* _SHORT PROBLEM_: Below are records. Copy every line with "this" in it.

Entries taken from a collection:
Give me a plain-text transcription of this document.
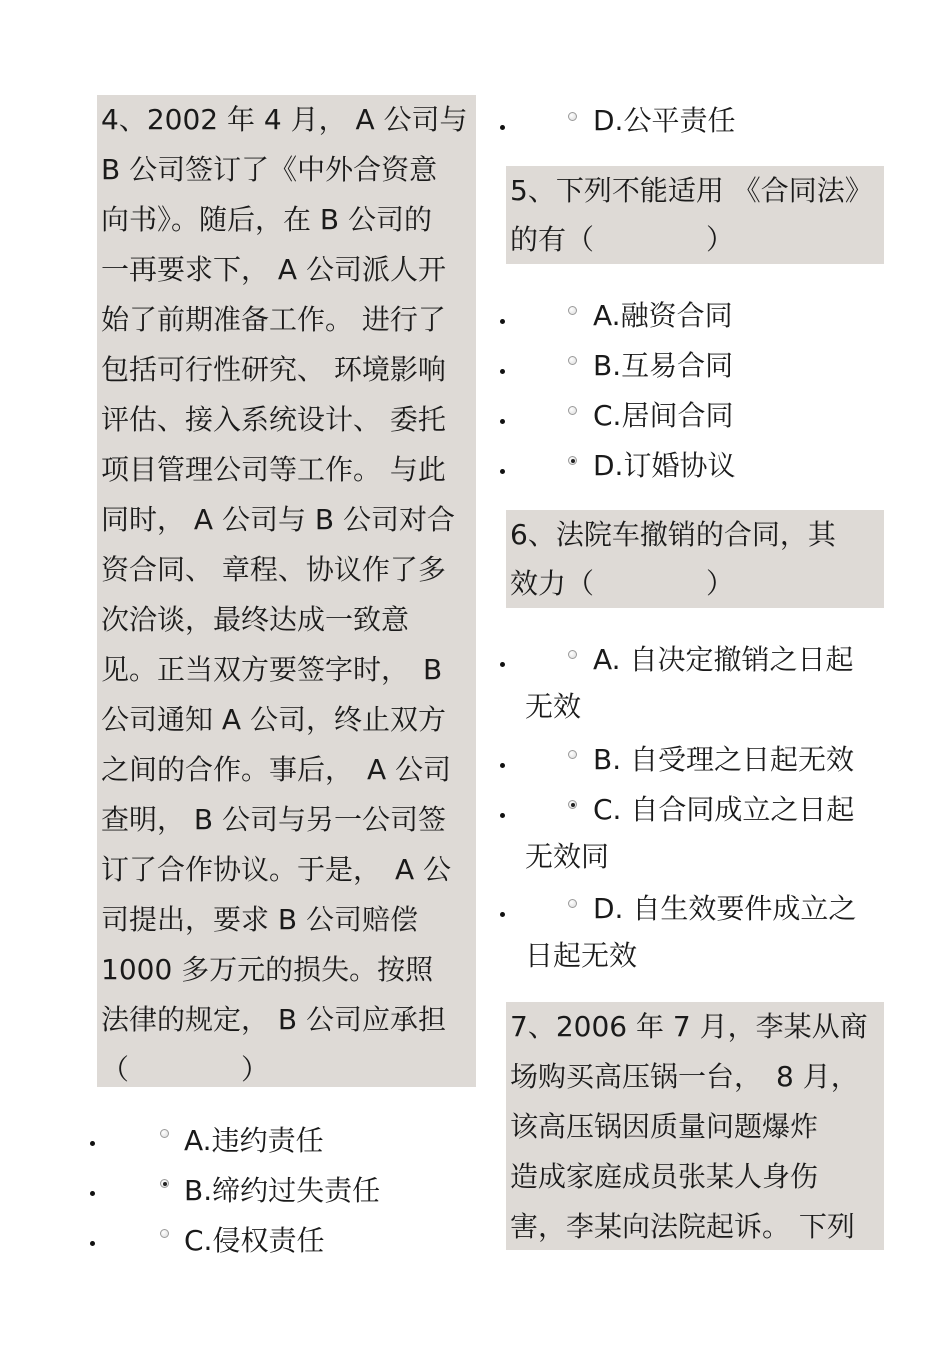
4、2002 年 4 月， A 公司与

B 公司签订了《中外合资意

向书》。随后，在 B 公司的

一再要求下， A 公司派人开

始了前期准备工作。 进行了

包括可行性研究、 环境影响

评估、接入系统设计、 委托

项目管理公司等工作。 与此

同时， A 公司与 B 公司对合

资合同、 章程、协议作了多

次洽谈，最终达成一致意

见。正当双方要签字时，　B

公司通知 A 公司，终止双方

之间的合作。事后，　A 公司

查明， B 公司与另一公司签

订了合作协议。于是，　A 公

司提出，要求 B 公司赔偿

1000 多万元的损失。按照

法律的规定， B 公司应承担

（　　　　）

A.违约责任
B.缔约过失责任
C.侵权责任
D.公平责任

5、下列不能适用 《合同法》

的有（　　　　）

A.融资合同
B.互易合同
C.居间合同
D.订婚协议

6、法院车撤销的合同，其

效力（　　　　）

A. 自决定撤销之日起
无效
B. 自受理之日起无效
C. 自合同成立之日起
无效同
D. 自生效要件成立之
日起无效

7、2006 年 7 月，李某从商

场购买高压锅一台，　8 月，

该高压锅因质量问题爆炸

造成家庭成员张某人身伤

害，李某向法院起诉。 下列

==

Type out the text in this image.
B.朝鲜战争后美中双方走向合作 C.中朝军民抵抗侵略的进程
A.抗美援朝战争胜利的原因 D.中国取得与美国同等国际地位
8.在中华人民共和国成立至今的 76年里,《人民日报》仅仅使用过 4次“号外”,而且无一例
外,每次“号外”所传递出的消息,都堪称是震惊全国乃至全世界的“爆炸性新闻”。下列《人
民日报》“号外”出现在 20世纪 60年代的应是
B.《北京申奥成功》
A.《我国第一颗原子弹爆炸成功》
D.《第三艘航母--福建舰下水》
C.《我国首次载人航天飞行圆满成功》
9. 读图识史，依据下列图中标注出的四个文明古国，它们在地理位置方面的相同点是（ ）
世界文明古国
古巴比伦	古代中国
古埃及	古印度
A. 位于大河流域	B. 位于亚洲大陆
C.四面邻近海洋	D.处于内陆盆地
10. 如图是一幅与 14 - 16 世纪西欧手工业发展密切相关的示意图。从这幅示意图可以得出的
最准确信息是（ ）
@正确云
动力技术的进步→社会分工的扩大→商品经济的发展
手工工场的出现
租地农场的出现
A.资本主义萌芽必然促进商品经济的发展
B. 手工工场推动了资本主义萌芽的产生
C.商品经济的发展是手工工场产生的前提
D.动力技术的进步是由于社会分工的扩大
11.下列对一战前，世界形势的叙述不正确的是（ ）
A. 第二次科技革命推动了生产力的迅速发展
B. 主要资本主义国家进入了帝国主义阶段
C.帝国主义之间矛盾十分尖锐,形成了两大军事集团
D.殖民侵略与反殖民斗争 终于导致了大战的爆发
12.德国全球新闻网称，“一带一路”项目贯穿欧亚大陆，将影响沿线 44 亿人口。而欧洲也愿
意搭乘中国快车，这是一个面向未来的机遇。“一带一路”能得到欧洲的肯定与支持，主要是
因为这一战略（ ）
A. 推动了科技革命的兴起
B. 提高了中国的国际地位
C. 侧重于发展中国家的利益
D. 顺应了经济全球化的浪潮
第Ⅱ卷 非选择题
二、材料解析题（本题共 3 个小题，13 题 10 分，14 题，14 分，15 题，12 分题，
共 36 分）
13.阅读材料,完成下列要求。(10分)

* _RESPONSE TO THE TASK_:
Give me a plain-text transcription of this document.
Type out the text in this image.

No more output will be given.